| What needs to be done |
Scan the entries below. List each line with "this".

[Data entries]
============================================================
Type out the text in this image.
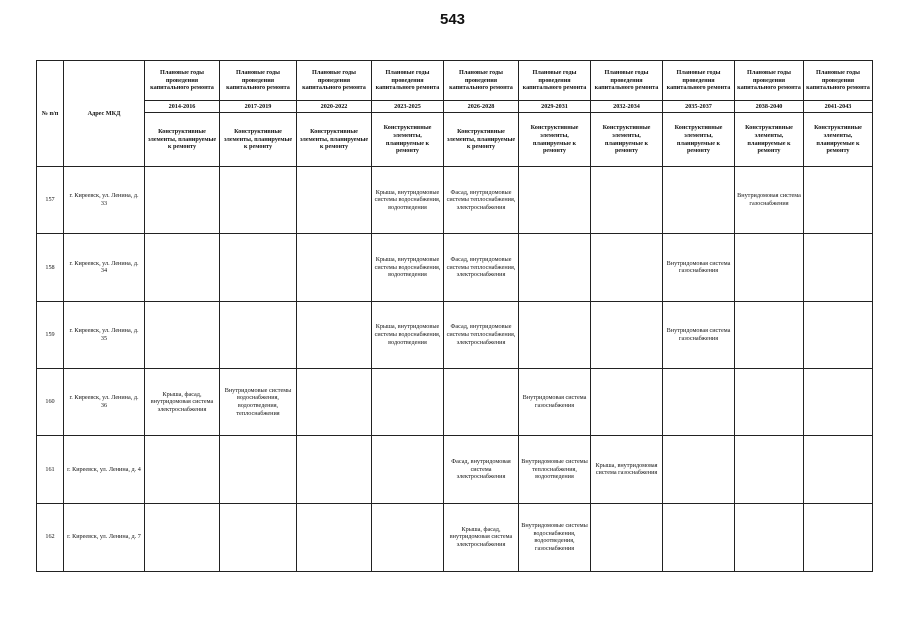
543
№ п/п	Адрес МКД	Плановые годы проведения капитального ремонта	Плановые годы проведения капитального ремонта	Плановые годы проведения капитального ремонта	Плановые годы проведения капитального ремонта	Плановые годы проведения капитального ремонта	Плановые годы проведения капитального ремонта	Плановые годы проведения капитального ремонта	Плановые годы проведения капитального ремонта	Плановые годы проведения капитального ремонта	Плановые годы проведения капитального ремонта
		2014-2016	2017-2019	2020-2022	2023-2025	2026-2028	2029-2031	2032-2034	2035-2037	2038-2040	2041-2043
		Конструктивные элементы, планируемые к ремонту	Конструктивные элементы, планируемые к ремонту	Конструктивные элементы, планируемые к ремонту	Конструктивные элементы, планируемые к ремонту	Конструктивные элементы, планируемые к ремонту	Конструктивные элементы, планируемые к ремонту	Конструктивные элементы, планируемые к ремонту	Конструктивные элементы, планируемые к ремонту	Конструктивные элементы, планируемые к ремонту	Конструктивные элементы, планируемые к ремонту
157	г. Киреевск, ул. Ленина, д. 33				Крыша, внутридомовые системы водоснабжения, водоотведения	Фасад, внутридомовые системы теплоснабжения, электроснабжения				Внутридомовая система газоснабжения	
158	г. Киреевск, ул. Ленина, д. 34				Крыша, внутридомовые системы водоснабжения, водоотведения	Фасад, внутридомовые системы теплоснабжения, электроснабжения			Внутридомовая система газоснабжения		
159	г. Киреевск, ул. Ленина, д. 35				Крыша, внутридомовые системы водоснабжения, водоотведения	Фасад, внутридомовые системы теплоснабжения, электроснабжения			Внутридомовая система газоснабжения		
160	г. Киреевск, ул. Ленина, д. 36	Крыша, фасад, внутридомовая система электроснабжения	Внутридомовые системы водоснабжения, водоотведения, теплоснабжения				Внутридомовая система газоснабжения				
161	г. Киреевск, ул. Ленина, д. 4					Фасад, внутридомовая система электроснабжения	Внутридомовые системы теплоснабжения, водоотведения	Крыша, внутридомовая система газоснабжения			
162	г. Киреевск, ул. Ленина, д. 7					Крыша, фасад, внутридомовая система электроснабжения	Внутридомовые системы водоснабжения, водоотведения, газоснабжения				
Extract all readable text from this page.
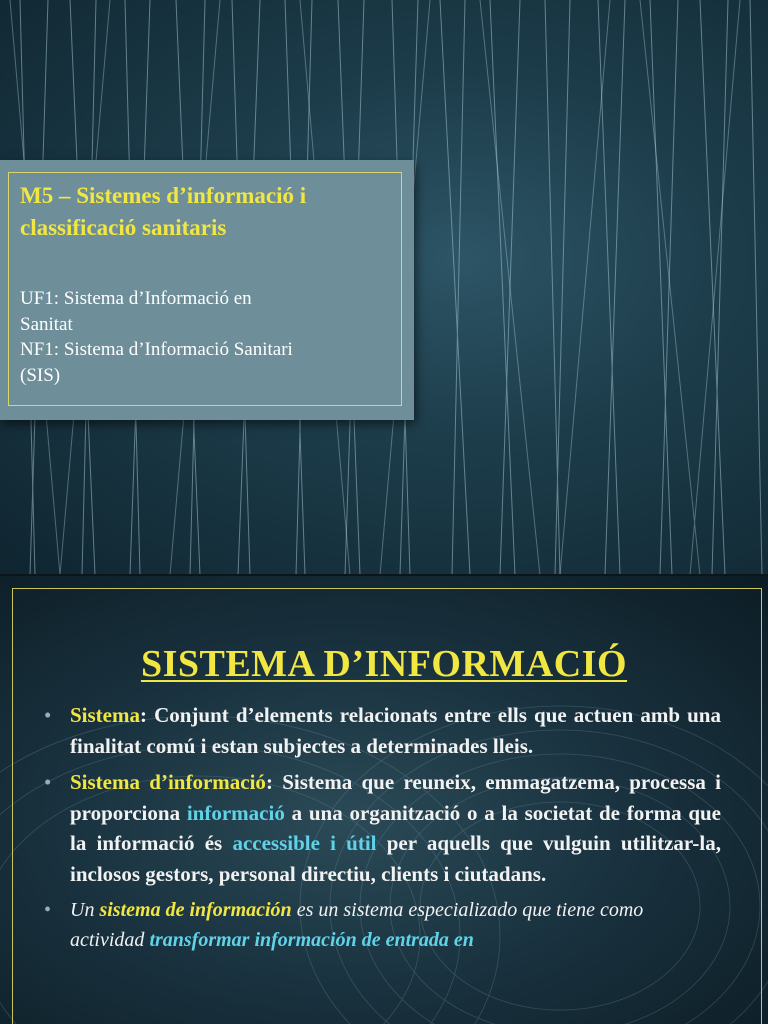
M5 – Sistemes d’informació i
classificació sanitaris

UF1: Sistema d’Informació en
Sanitat
NF1: Sistema d’Informació Sanitari
(SIS)

SISTEMA D’INFORMACIÓ
• Sistema: Conjunt d’elements relacionats entre ells que actuen amb una finalitat comú i estan subjectes a determinades lleis.
• Sistema d’informació: Sistema que reuneix, emmagatzema, processa i proporciona informació a una organització o a la societat de forma que la informació és accessible i útil per aquells que vulguin utilitzar-la, inclosos gestors, personal directiu, clients i ciutadans.
• Un sistema de información es un sistema especializado que tiene como actividad transformar información de entrada en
============================================================
| Finished task |
Type out the text in this image.
Extract all readable text from this page.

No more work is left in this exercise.